- **EXTRACTED RECORDS**:
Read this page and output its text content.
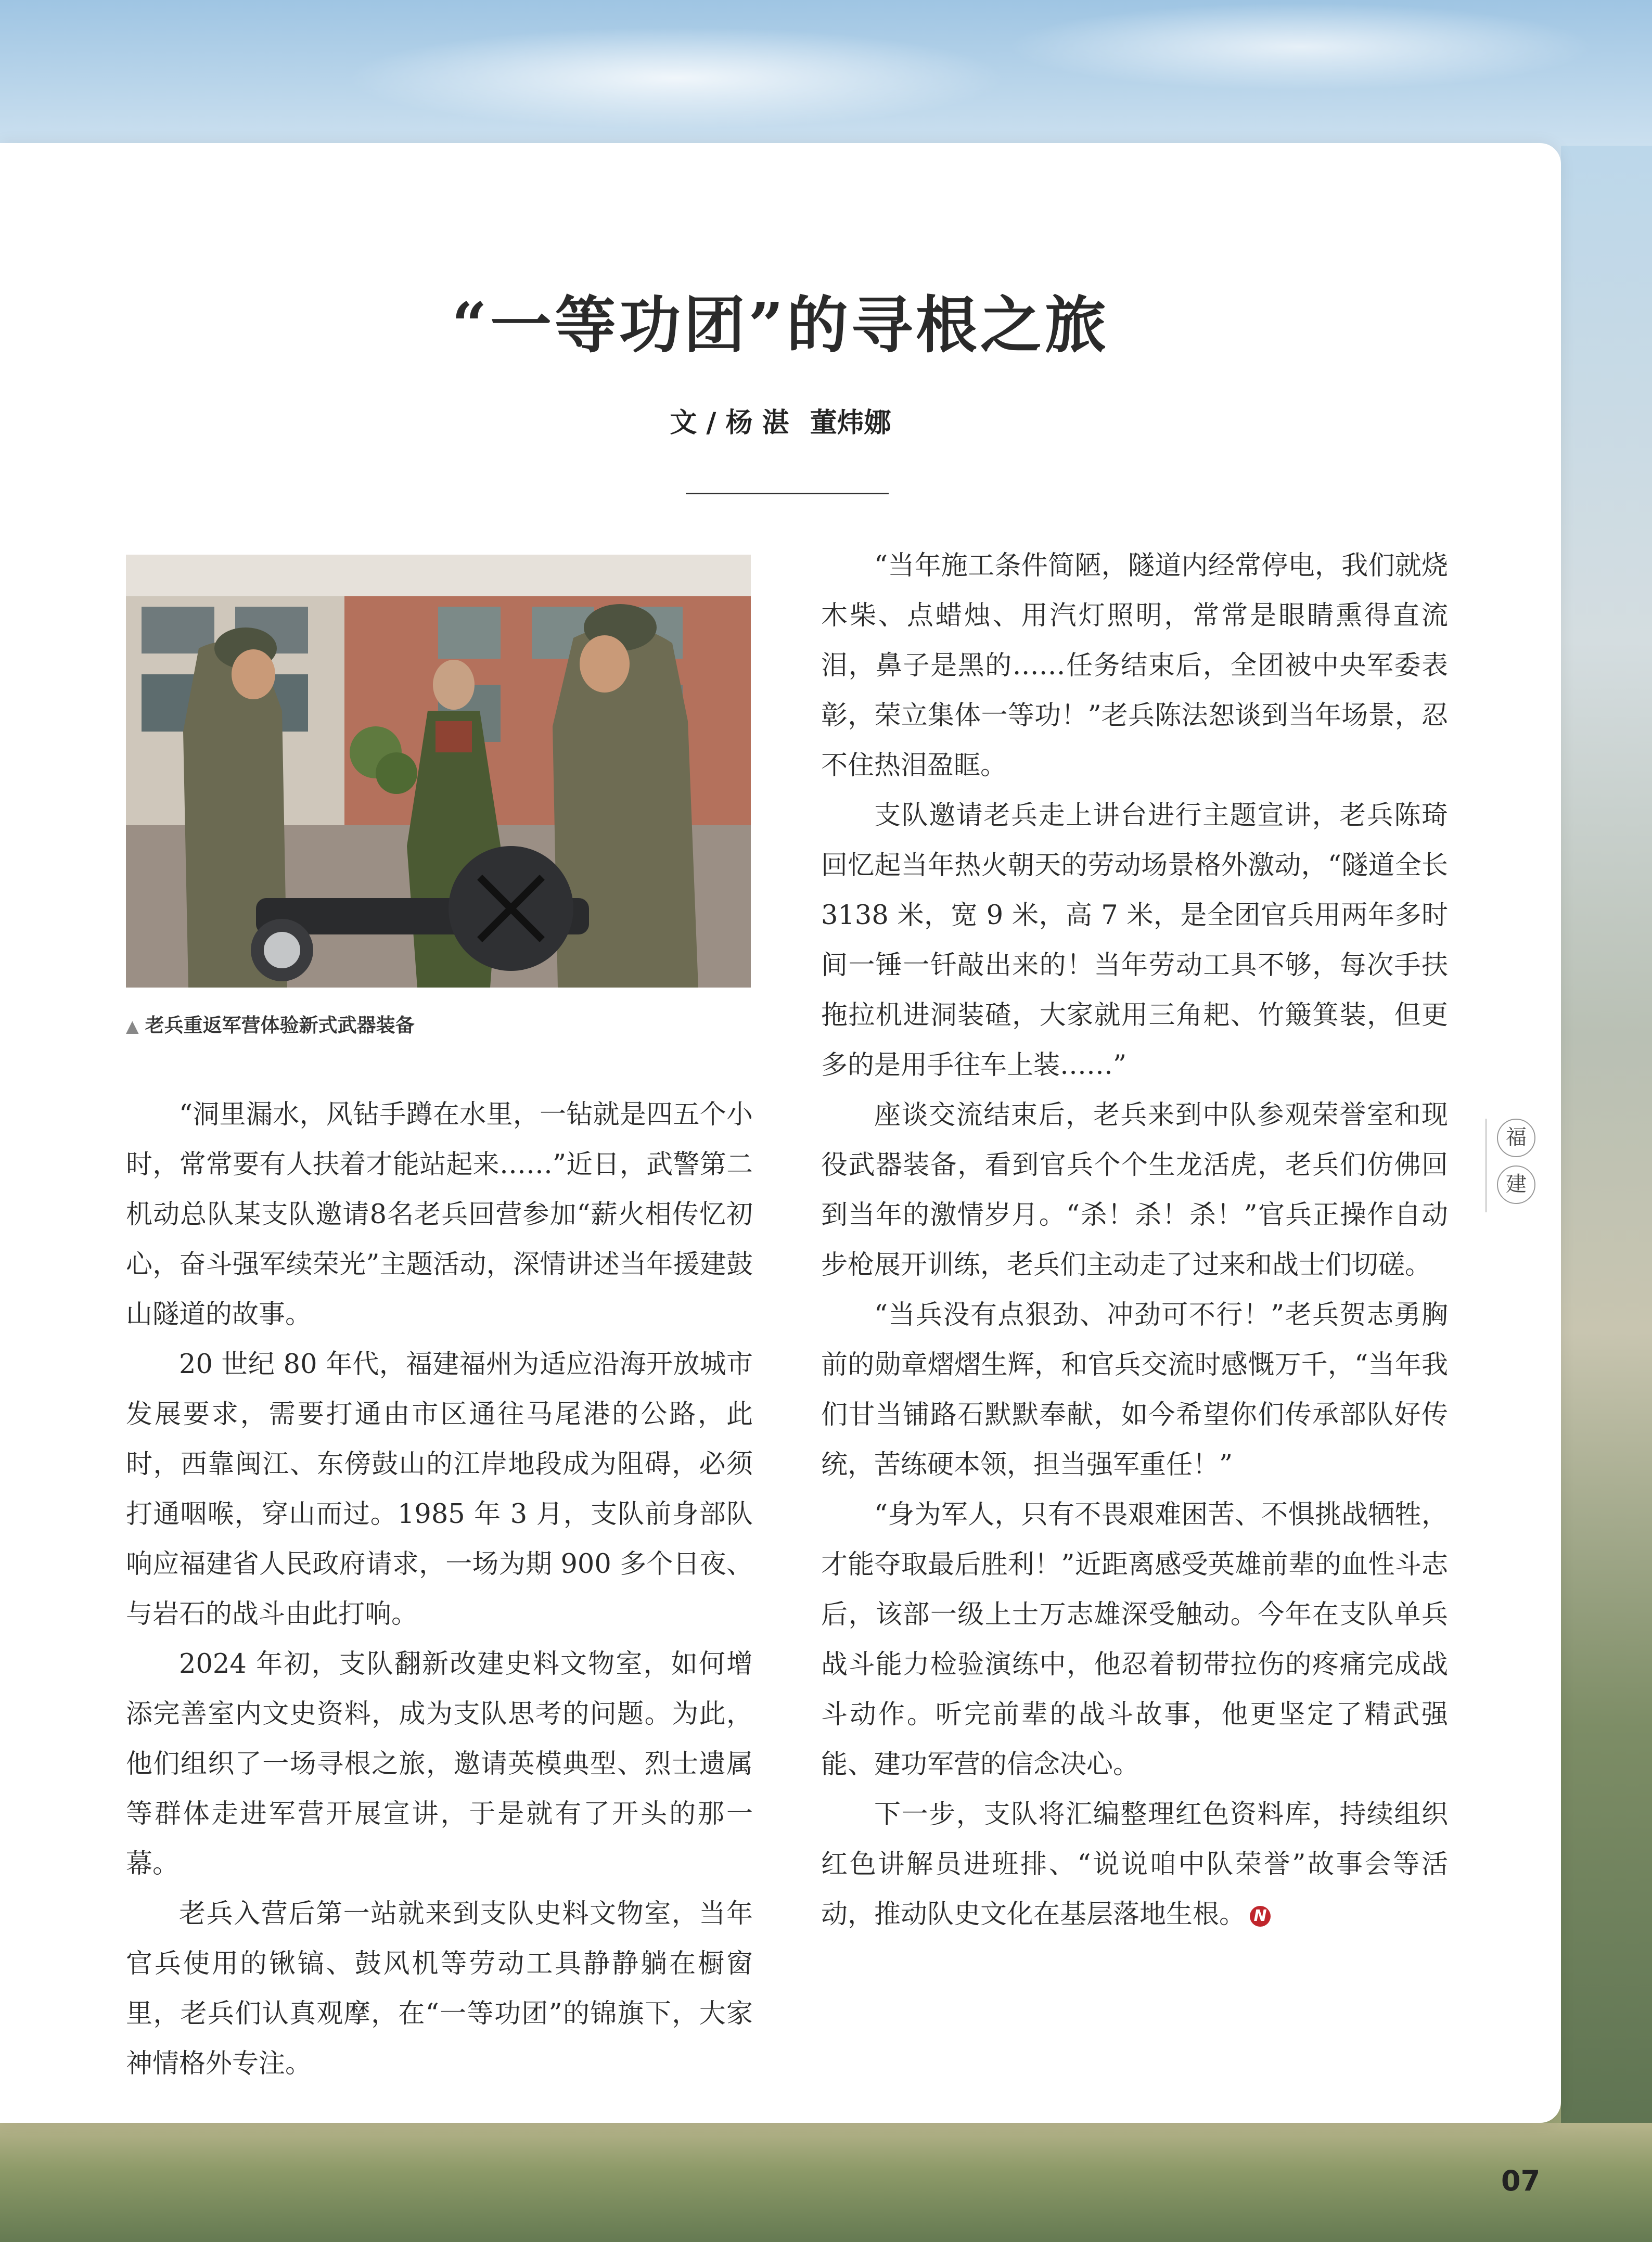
“一等功团”的寻根之旅
文 / 杨 湛 董炜娜
▲ 老兵重返军营体验新式武器装备

“洞里漏水，风钻手蹲在水里，一钻就是四五个小时，常常要有人扶着才能站起来……”近日，武警第二机动总队某支队邀请8名老兵回营参加“薪火相传忆初心，奋斗强军续荣光”主题活动，深情讲述当年援建鼓山隧道的故事。

20 世纪 80 年代，福建福州为适应沿海开放城市发展要求，需要打通由市区通往马尾港的公路，此时，西靠闽江、东傍鼓山的江岸地段成为阻碍，必须打通咽喉，穿山而过。1985 年 3 月，支队前身部队响应福建省人民政府请求，一场为期 900 多个日夜、与岩石的战斗由此打响。

2024 年初，支队翻新改建史料文物室，如何增添完善室内文史资料，成为支队思考的问题。为此，他们组织了一场寻根之旅，邀请英模典型、烈士遗属等群体走进军营开展宣讲，于是就有了开头的那一幕。

老兵入营后第一站就来到支队史料文物室，当年官兵使用的锹镐、鼓风机等劳动工具静静躺在橱窗里，老兵们认真观摩，在“一等功团”的锦旗下，大家神情格外专注。

“当年施工条件简陋，隧道内经常停电，我们就烧木柴、点蜡烛、用汽灯照明，常常是眼睛熏得直流泪，鼻子是黑的……任务结束后，全团被中央军委表彰，荣立集体一等功！”老兵陈法恕谈到当年场景，忍不住热泪盈眶。

支队邀请老兵走上讲台进行主题宣讲，老兵陈琦回忆起当年热火朝天的劳动场景格外激动，“隧道全长 3138 米，宽 9 米，高 7 米，是全团官兵用两年多时间一锤一钎敲出来的！当年劳动工具不够，每次手扶拖拉机进洞装碴，大家就用三角耙、竹簸箕装，但更多的是用手往车上装……”

座谈交流结束后，老兵来到中队参观荣誉室和现役武器装备，看到官兵个个生龙活虎，老兵们仿佛回到当年的激情岁月。“杀！杀！杀！”官兵正操作自动步枪展开训练，老兵们主动走了过来和战士们切磋。

“当兵没有点狠劲、冲劲可不行！”老兵贺志勇胸前的勋章熠熠生辉，和官兵交流时感慨万千，“当年我们甘当铺路石默默奉献，如今希望你们传承部队好传统，苦练硬本领，担当强军重任！”

“身为军人，只有不畏艰难困苦、不惧挑战牺牲，才能夺取最后胜利！”近距离感受英雄前辈的血性斗志后，该部一级上士万志雄深受触动。今年在支队单兵战斗能力检验演练中，他忍着韧带拉伤的疼痛完成战斗动作。听完前辈的战斗故事，他更坚定了精武强能、建功军营的信念决心。

下一步，支队将汇编整理红色资料库，持续组织红色讲解员进班排、“说说咱中队荣誉”故事会等活动，推动队史文化在基层落地生根。 N

福
建
07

- **TASK BRIEF**: Your task is to set down the records shown above exactly, minus any pictures.

- **RESULT OF THE EXERCISE**:
Read this page and output its text content.
“一等功团”的寻根之旅
文 / 杨 湛 董炜娜
▲ 老兵重返军营体验新式武器装备

“洞里漏水，风钻手蹲在水里，一钻就是四五个小时，常常要有人扶着才能站起来……”近日，武警第二机动总队某支队邀请8名老兵回营参加“薪火相传忆初心，奋斗强军续荣光”主题活动，深情讲述当年援建鼓山隧道的故事。

20 世纪 80 年代，福建福州为适应沿海开放城市发展要求，需要打通由市区通往马尾港的公路，此时，西靠闽江、东傍鼓山的江岸地段成为阻碍，必须打通咽喉，穿山而过。1985 年 3 月，支队前身部队响应福建省人民政府请求，一场为期 900 多个日夜、与岩石的战斗由此打响。

2024 年初，支队翻新改建史料文物室，如何增添完善室内文史资料，成为支队思考的问题。为此，他们组织了一场寻根之旅，邀请英模典型、烈士遗属等群体走进军营开展宣讲，于是就有了开头的那一幕。

老兵入营后第一站就来到支队史料文物室，当年官兵使用的锹镐、鼓风机等劳动工具静静躺在橱窗里，老兵们认真观摩，在“一等功团”的锦旗下，大家神情格外专注。

“当年施工条件简陋，隧道内经常停电，我们就烧木柴、点蜡烛、用汽灯照明，常常是眼睛熏得直流泪，鼻子是黑的……任务结束后，全团被中央军委表彰，荣立集体一等功！”老兵陈法恕谈到当年场景，忍不住热泪盈眶。

支队邀请老兵走上讲台进行主题宣讲，老兵陈琦回忆起当年热火朝天的劳动场景格外激动，“隧道全长 3138 米，宽 9 米，高 7 米，是全团官兵用两年多时间一锤一钎敲出来的！当年劳动工具不够，每次手扶拖拉机进洞装碴，大家就用三角耙、竹簸箕装，但更多的是用手往车上装……”

座谈交流结束后，老兵来到中队参观荣誉室和现役武器装备，看到官兵个个生龙活虎，老兵们仿佛回到当年的激情岁月。“杀！杀！杀！”官兵正操作自动步枪展开训练，老兵们主动走了过来和战士们切磋。

“当兵没有点狠劲、冲劲可不行！”老兵贺志勇胸前的勋章熠熠生辉，和官兵交流时感慨万千，“当年我们甘当铺路石默默奉献，如今希望你们传承部队好传统，苦练硬本领，担当强军重任！”

“身为军人，只有不畏艰难困苦、不惧挑战牺牲，才能夺取最后胜利！”近距离感受英雄前辈的血性斗志后，该部一级上士万志雄深受触动。今年在支队单兵战斗能力检验演练中，他忍着韧带拉伤的疼痛完成战斗动作。听完前辈的战斗故事，他更坚定了精武强能、建功军营的信念决心。

下一步，支队将汇编整理红色资料库，持续组织红色讲解员进班排、“说说咱中队荣誉”故事会等活动，推动队史文化在基层落地生根。 N

福
建
07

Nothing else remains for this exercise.